> _DIRECTION_:
Keep every line where the word "days" appears; drop the rest.

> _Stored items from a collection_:
↓↓↓

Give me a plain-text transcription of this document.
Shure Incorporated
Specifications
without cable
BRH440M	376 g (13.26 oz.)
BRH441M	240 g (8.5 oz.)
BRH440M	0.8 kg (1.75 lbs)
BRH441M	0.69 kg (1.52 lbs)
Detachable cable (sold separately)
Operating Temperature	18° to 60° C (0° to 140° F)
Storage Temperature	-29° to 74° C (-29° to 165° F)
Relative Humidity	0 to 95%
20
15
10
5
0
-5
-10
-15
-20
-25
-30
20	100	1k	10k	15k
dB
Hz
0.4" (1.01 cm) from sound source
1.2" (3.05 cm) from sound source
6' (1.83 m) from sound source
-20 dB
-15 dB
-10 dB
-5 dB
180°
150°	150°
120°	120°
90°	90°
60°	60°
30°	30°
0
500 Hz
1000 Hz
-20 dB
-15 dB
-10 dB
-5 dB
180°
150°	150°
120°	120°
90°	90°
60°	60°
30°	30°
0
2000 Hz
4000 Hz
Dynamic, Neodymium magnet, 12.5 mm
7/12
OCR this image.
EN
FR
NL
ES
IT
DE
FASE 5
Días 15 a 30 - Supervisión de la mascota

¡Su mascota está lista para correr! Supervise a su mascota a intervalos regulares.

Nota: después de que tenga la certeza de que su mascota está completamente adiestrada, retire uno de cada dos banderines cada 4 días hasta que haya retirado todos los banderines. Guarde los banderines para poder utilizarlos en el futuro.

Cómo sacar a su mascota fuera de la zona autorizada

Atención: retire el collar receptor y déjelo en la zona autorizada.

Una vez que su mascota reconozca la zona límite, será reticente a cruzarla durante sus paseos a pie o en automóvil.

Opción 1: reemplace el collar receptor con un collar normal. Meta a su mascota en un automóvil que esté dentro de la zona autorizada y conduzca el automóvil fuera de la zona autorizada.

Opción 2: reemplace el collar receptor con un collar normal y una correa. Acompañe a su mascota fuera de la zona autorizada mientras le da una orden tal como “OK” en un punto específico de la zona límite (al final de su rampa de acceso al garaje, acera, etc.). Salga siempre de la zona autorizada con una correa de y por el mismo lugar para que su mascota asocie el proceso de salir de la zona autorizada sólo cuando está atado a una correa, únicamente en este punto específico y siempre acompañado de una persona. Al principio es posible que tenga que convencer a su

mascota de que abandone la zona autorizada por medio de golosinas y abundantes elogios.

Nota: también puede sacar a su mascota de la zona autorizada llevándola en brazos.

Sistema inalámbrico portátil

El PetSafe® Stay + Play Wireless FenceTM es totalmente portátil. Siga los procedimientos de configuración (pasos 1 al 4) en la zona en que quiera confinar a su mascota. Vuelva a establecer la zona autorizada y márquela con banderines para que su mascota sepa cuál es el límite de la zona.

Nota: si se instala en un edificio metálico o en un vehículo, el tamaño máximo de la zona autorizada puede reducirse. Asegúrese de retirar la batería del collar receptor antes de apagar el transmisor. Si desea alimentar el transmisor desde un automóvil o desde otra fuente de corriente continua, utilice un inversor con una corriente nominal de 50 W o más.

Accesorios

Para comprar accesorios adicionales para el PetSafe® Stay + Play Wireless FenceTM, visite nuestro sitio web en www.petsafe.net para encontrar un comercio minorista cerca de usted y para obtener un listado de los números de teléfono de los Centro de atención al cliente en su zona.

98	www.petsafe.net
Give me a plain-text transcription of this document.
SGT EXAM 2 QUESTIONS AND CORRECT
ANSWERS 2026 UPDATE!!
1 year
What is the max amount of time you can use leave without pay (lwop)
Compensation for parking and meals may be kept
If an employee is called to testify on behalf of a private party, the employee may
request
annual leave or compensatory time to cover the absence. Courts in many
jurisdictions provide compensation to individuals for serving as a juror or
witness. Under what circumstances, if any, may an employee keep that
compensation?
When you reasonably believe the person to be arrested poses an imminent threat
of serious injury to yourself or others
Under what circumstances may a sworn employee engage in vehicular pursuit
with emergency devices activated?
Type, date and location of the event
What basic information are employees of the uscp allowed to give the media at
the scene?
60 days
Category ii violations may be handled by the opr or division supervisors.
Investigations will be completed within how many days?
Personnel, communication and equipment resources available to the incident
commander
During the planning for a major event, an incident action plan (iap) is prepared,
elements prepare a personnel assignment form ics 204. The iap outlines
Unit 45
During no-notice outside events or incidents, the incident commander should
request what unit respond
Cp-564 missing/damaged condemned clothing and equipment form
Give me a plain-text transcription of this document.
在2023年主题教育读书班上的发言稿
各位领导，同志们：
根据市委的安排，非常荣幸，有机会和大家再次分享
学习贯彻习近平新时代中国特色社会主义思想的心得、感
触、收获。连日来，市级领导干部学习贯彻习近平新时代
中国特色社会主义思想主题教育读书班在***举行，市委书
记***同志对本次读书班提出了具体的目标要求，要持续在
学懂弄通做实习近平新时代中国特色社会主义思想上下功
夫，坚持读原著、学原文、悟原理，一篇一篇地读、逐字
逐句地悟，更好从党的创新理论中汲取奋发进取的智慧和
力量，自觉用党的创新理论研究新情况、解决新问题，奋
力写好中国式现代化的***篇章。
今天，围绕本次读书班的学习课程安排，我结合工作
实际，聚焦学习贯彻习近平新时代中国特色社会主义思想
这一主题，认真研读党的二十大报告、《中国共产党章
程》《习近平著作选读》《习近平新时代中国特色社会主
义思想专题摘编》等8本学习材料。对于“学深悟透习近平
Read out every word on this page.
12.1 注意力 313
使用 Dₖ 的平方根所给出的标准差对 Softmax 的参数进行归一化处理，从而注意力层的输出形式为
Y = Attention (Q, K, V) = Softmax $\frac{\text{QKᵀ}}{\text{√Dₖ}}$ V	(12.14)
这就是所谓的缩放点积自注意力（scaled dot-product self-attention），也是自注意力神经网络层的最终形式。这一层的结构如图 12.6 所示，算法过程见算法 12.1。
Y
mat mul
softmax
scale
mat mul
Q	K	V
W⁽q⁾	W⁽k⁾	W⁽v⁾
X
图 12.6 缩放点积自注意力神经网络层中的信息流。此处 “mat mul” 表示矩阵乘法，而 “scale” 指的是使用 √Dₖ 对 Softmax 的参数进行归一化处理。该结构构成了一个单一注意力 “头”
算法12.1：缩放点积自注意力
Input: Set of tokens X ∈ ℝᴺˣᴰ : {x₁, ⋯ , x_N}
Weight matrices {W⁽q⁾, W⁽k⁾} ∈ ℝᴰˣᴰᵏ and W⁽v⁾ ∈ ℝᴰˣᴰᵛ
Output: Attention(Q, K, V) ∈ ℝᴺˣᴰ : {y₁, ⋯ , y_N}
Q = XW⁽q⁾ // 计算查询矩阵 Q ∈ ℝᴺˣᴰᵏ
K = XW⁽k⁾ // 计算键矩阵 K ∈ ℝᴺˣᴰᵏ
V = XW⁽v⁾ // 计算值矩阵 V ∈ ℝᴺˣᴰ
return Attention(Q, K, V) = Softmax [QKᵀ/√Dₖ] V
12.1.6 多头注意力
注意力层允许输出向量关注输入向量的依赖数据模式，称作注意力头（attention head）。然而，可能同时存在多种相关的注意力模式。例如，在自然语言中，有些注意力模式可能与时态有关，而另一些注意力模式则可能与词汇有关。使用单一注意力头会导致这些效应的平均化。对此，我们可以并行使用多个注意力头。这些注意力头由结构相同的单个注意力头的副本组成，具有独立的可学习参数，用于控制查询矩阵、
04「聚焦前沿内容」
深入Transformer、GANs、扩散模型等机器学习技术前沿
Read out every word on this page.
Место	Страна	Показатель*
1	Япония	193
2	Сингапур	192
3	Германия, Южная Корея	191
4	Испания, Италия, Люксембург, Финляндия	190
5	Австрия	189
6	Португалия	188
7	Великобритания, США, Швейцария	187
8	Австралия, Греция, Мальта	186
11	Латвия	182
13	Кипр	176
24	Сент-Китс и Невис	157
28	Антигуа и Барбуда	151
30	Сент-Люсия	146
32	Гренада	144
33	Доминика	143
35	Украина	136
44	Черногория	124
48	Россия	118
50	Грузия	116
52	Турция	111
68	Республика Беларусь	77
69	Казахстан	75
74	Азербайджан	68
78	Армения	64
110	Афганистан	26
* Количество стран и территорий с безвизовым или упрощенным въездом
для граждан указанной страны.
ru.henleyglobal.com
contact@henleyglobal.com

↑↑↑

> _THE RESPONSE_:
60 days
Investigations will be completed within how many days?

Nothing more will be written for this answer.